◆ Goal: Restate the full set of records exactly, word for word.

◆ Input:
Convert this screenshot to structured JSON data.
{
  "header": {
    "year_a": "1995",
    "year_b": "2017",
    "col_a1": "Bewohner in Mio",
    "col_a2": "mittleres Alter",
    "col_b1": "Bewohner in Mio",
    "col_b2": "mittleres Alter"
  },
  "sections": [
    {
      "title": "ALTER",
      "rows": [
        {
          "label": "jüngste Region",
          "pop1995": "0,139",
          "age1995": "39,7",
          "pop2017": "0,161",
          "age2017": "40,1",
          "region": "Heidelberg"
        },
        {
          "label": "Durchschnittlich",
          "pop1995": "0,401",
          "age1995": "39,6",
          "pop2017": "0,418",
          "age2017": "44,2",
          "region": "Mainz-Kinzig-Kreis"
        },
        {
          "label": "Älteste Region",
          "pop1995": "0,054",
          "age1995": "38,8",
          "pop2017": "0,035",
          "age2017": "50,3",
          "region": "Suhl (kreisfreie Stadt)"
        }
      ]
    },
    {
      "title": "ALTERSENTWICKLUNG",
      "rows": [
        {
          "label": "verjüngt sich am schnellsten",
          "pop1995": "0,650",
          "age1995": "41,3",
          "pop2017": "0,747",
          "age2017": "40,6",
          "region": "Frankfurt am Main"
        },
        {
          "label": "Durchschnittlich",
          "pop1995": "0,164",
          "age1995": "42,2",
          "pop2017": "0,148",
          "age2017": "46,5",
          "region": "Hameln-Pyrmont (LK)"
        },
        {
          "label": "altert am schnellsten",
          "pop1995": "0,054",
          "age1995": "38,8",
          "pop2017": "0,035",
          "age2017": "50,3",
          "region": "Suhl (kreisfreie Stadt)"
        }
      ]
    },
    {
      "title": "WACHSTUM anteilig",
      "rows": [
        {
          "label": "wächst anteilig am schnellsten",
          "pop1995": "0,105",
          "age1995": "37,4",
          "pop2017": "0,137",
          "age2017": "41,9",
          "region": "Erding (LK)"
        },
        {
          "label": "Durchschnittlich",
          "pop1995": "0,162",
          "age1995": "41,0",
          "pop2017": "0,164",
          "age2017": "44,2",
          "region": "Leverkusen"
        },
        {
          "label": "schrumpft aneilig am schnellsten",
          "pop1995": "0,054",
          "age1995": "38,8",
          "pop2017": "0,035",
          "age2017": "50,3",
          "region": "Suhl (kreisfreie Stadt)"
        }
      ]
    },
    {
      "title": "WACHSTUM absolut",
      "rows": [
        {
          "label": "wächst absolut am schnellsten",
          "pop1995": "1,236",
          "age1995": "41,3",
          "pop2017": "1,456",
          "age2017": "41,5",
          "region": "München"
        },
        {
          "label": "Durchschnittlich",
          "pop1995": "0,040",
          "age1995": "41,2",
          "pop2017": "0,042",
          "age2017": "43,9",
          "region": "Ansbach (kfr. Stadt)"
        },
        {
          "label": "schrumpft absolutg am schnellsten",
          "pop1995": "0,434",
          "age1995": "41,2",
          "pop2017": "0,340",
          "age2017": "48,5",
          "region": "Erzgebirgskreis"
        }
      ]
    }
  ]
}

◆ Answer in full:
Convert this screenshot to structured JSON data.
{
  "header": {
    "year_a": "1995",
    "year_b": "2017",
    "col_a1": "Bewohner in Mio",
    "col_a2": "mittleres Alter",
    "col_b1": "Bewohner in Mio",
    "col_b2": "mittleres Alter"
  },
  "sections": [
    {
      "title": "ALTER",
      "rows": [
        {
          "label": "jüngste Region",
          "pop1995": "0,139",
          "age1995": "39,7",
          "pop2017": "0,161",
          "age2017": "40,1",
          "region": "Heidelberg"
        },
        {
          "label": "Durchschnittlich",
          "pop1995": "0,401",
          "age1995": "39,6",
          "pop2017": "0,418",
          "age2017": "44,2",
          "region": "Mainz-Kinzig-Kreis"
        },
        {
          "label": "Älteste Region",
          "pop1995": "0,054",
          "age1995": "38,8",
          "pop2017": "0,035",
          "age2017": "50,3",
          "region": "Suhl (kreisfreie Stadt)"
        }
      ]
    },
    {
      "title": "ALTERSENTWICKLUNG",
      "rows": [
        {
          "label": "verjüngt sich am schnellsten",
          "pop1995": "0,650",
          "age1995": "41,3",
          "pop2017": "0,747",
          "age2017": "40,6",
          "region": "Frankfurt am Main"
        },
        {
          "label": "Durchschnittlich",
          "pop1995": "0,164",
          "age1995": "42,2",
          "pop2017": "0,148",
          "age2017": "46,5",
          "region": "Hameln-Pyrmont (LK)"
        },
        {
          "label": "altert am schnellsten",
          "pop1995": "0,054",
          "age1995": "38,8",
          "pop2017": "0,035",
          "age2017": "50,3",
          "region": "Suhl (kreisfreie Stadt)"
        }
      ]
    },
    {
      "title": "WACHSTUM anteilig",
      "rows": [
        {
          "label": "wächst anteilig am schnellsten",
          "pop1995": "0,105",
          "age1995": "37,4",
          "pop2017": "0,137",
          "age2017": "41,9",
          "region": "Erding (LK)"
        },
        {
          "label": "Durchschnittlich",
          "pop1995": "0,162",
          "age1995": "41,0",
          "pop2017": "0,164",
          "age2017": "44,2",
          "region": "Leverkusen"
        },
        {
          "label": "schrumpft aneilig am schnellsten",
          "pop1995": "0,054",
          "age1995": "38,8",
          "pop2017": "0,035",
          "age2017": "50,3",
          "region": "Suhl (kreisfreie Stadt)"
        }
      ]
    },
    {
      "title": "WACHSTUM absolut",
      "rows": [
        {
          "label": "wächst absolut am schnellsten",
          "pop1995": "1,236",
          "age1995": "41,3",
          "pop2017": "1,456",
          "age2017": "41,5",
          "region": "München"
        },
        {
          "label": "Durchschnittlich",
          "pop1995": "0,040",
          "age1995": "41,2",
          "pop2017": "0,042",
          "age2017": "43,9",
          "region": "Ansbach (kfr. Stadt)"
        },
        {
          "label": "schrumpft absolutg am schnellsten",
          "pop1995": "0,434",
          "age1995": "41,2",
          "pop2017": "0,340",
          "age2017": "48,5",
          "region": "Erzgebirgskreis"
        }
      ]
    }
  ]
}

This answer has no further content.